*Instructions for the task:* Pick out every line in the data below that holds "description".

*Provided entries:*

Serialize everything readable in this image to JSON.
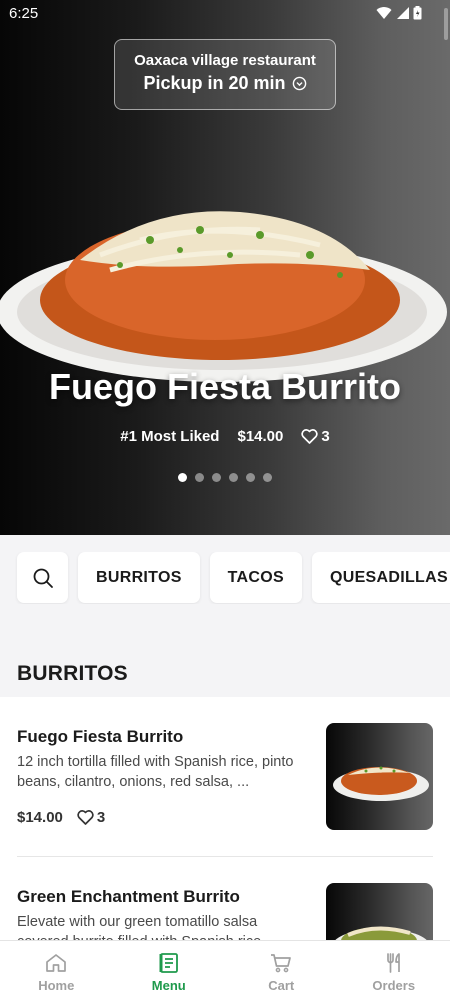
{
  "status_bar": {
    "time": "6:25"
  },
  "hero": {
    "restaurant": "Oaxaca village restaurant",
    "pickup": "Pickup in 20 min",
    "title": "Fuego Fiesta Burrito",
    "rank": "#1 Most Liked",
    "price": "$14.00",
    "likes": "3",
    "carousel_pages": 6,
    "carousel_active": 1
  },
  "categories": [
    "BURRITOS",
    "TACOS",
    "QUESADILLAS"
  ],
  "section_title": "BURRITOS",
  "items": [
    {
      "name": "Fuego Fiesta Burrito",
      "description": "12 inch tortilla filled with Spanish rice, pinto beans, cilantro, onions, red salsa, ...",
      "price": "$14.00",
      "likes": "3"
    },
    {
      "name": "Green Enchantment Burrito",
      "description": "Elevate with our green tomatillo salsa covered burrito filled with Spanish rice",
      "price": "",
      "likes": ""
    }
  ],
  "nav": {
    "home": "Home",
    "menu": "Menu",
    "cart": "Cart",
    "orders": "Orders"
  },
  "colors": {
    "accent": "#1f9a4c",
    "inactive": "#a0a0a0"
  }
}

*Written response:*
      "description": "12 inch tortilla filled with Spanish rice, pinto beans, cilantro, onions, red salsa, ...",
      "description": "Elevate with our green tomatillo salsa covered burrito filled with Spanish rice",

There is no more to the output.